STATED GOAL: Records follow. Pull out every line that contains "bank".

Stored data entries:

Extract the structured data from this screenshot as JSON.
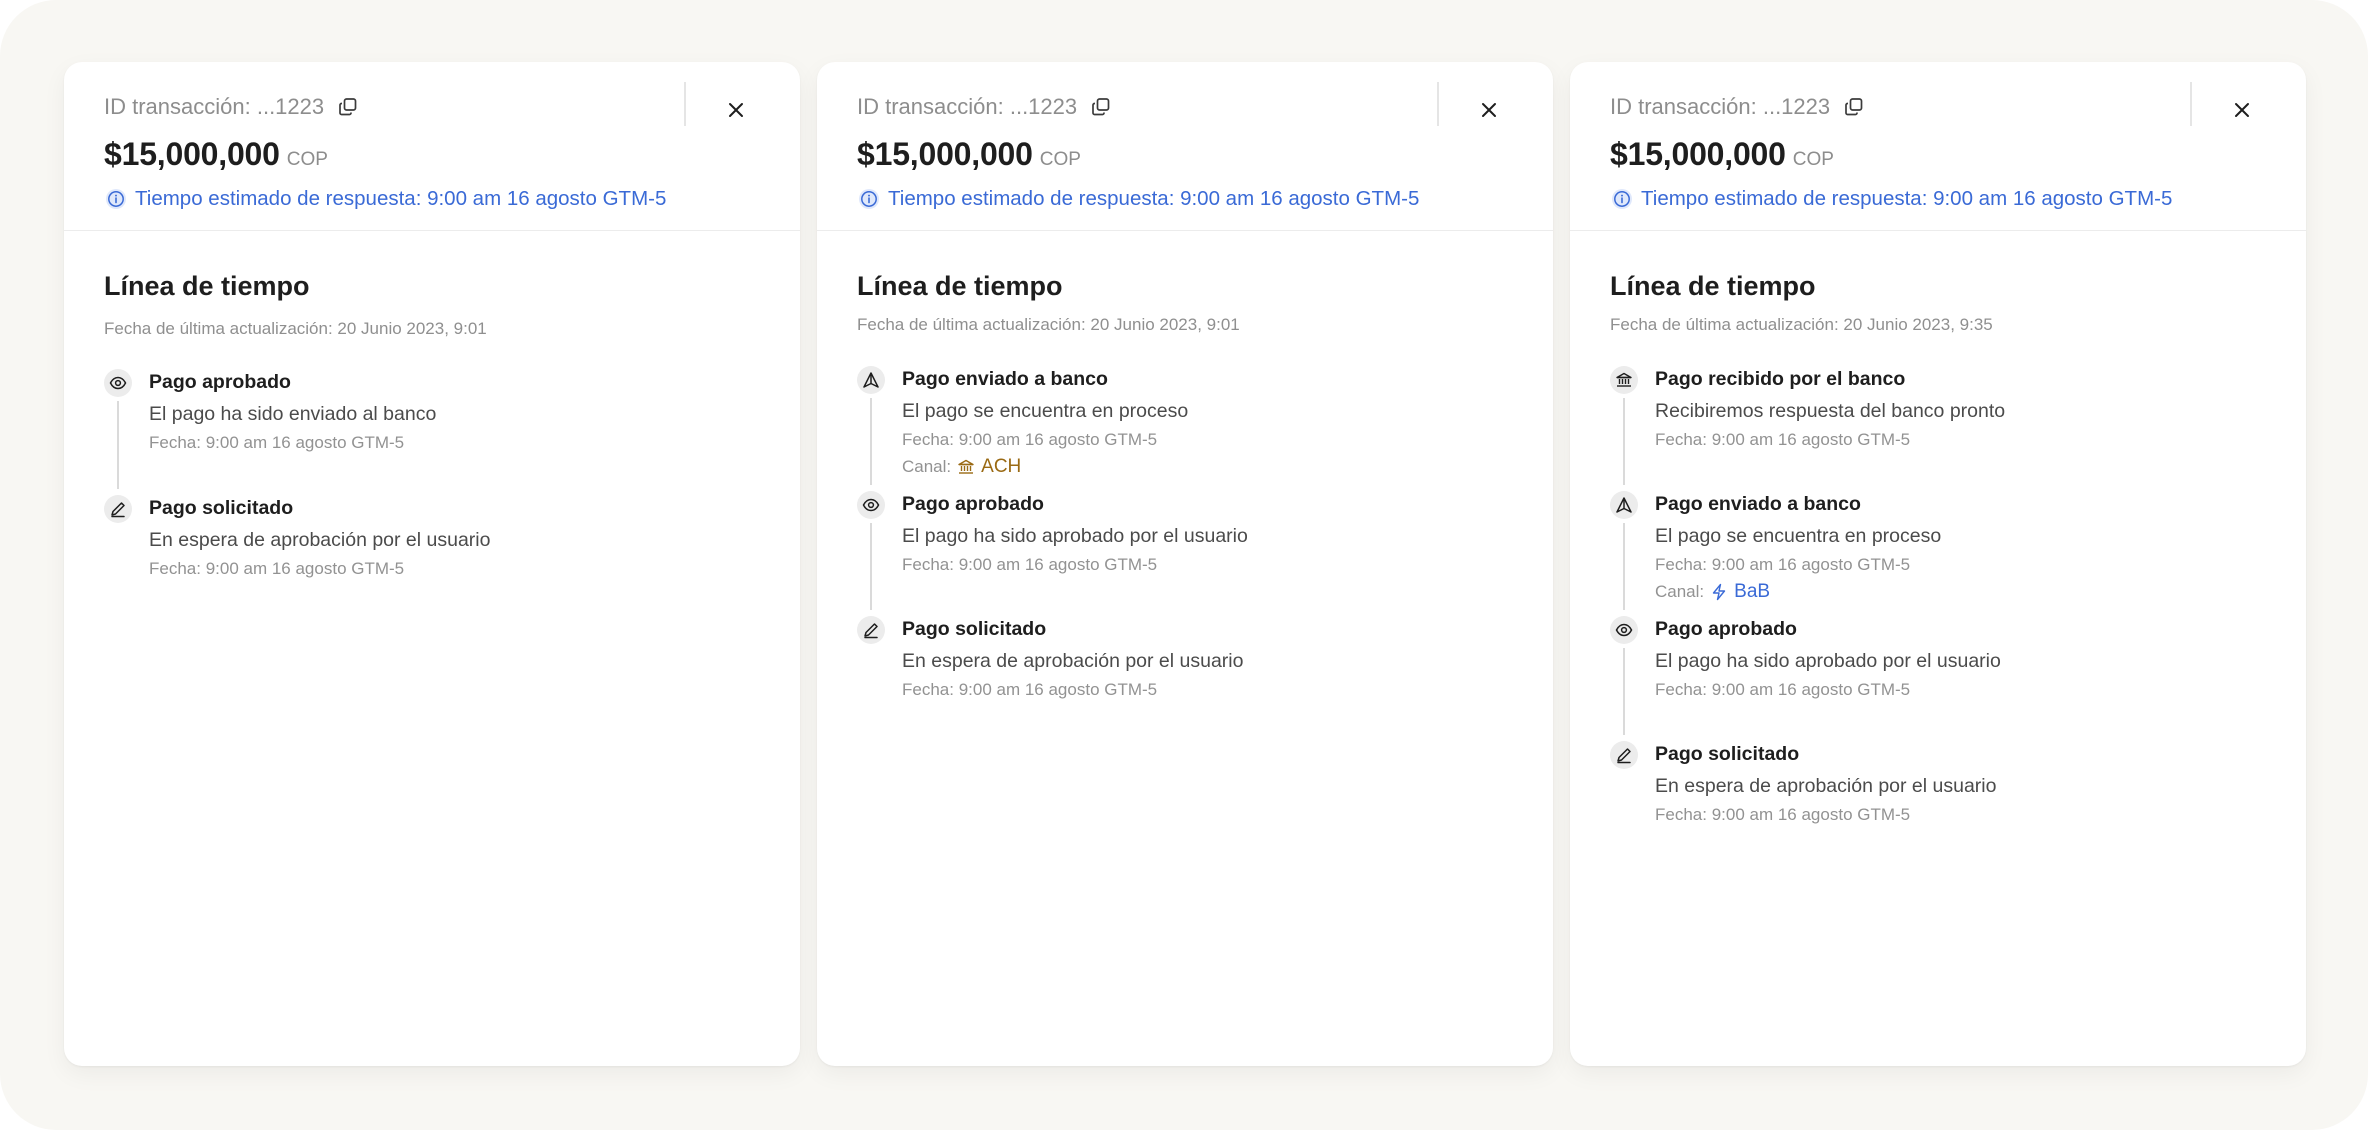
{
  "colors": {
    "background": "#f8f7f3",
    "accent_blue": "#3a6ad6",
    "ach_gold": "#9a6a14",
    "bab_blue": "#3a6ad6"
  },
  "panels": [
    {
      "txid_label": "ID transacción: ...1223",
      "amount": "$15,000,000",
      "currency": "COP",
      "eta": "Tiempo estimado de respuesta: 9:00 am 16 agosto GTM-5",
      "timeline_title": "Línea de tiempo",
      "updated": "Fecha de última actualización: 20 Junio 2023, 9:01",
      "events": [
        {
          "icon": "eye-icon",
          "title": "Pago aprobado",
          "desc": "El pago ha sido enviado al banco",
          "date": "Fecha: 9:00 am 16 agosto GTM-5"
        },
        {
          "icon": "pen-icon",
          "title": "Pago solicitado",
          "desc": "En espera de aprobación por el usuario",
          "date": "Fecha: 9:00 am 16 agosto GTM-5"
        }
      ]
    },
    {
      "txid_label": "ID transacción: ...1223",
      "amount": "$15,000,000",
      "currency": "COP",
      "eta": "Tiempo estimado de respuesta: 9:00 am 16 agosto GTM-5",
      "timeline_title": "Línea de tiempo",
      "updated": "Fecha de última actualización: 20 Junio 2023, 9:01",
      "events": [
        {
          "icon": "send-icon",
          "title": "Pago enviado a banco",
          "desc": "El pago se encuentra en proceso",
          "date": "Fecha: 9:00 am 16 agosto GTM-5",
          "channel_label": "Canal:",
          "channel_value": "ACH",
          "channel_icon": "bank-icon"
        },
        {
          "icon": "eye-icon",
          "title": "Pago aprobado",
          "desc": "El pago ha sido aprobado por el usuario",
          "date": "Fecha: 9:00 am 16 agosto GTM-5"
        },
        {
          "icon": "pen-icon",
          "title": "Pago solicitado",
          "desc": "En espera de aprobación por el usuario",
          "date": "Fecha: 9:00 am 16 agosto GTM-5"
        }
      ]
    },
    {
      "txid_label": "ID transacción: ...1223",
      "amount": "$15,000,000",
      "currency": "COP",
      "eta": "Tiempo estimado de respuesta: 9:00 am 16 agosto GTM-5",
      "timeline_title": "Línea de tiempo",
      "updated": "Fecha de última actualización: 20 Junio 2023, 9:35",
      "events": [
        {
          "icon": "bank-icon",
          "title": "Pago recibido por el banco",
          "desc": "Recibiremos respuesta del banco pronto",
          "date": "Fecha: 9:00 am 16 agosto GTM-5"
        },
        {
          "icon": "send-icon",
          "title": "Pago enviado a banco",
          "desc": "El pago se encuentra en proceso",
          "date": "Fecha: 9:00 am 16 agosto GTM-5",
          "channel_label": "Canal:",
          "channel_value": "BaB",
          "channel_icon": "lightning-icon"
        },
        {
          "icon": "eye-icon",
          "title": "Pago aprobado",
          "desc": "El pago ha sido aprobado por el usuario",
          "date": "Fecha: 9:00 am 16 agosto GTM-5"
        },
        {
          "icon": "pen-icon",
          "title": "Pago solicitado",
          "desc": "En espera de aprobación por el usuario",
          "date": "Fecha: 9:00 am 16 agosto GTM-5"
        }
      ]
    }
  ]
}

ANSWER TO THE PROBLEM:
          "channel_icon": "bank-icon"
          "icon": "bank-icon",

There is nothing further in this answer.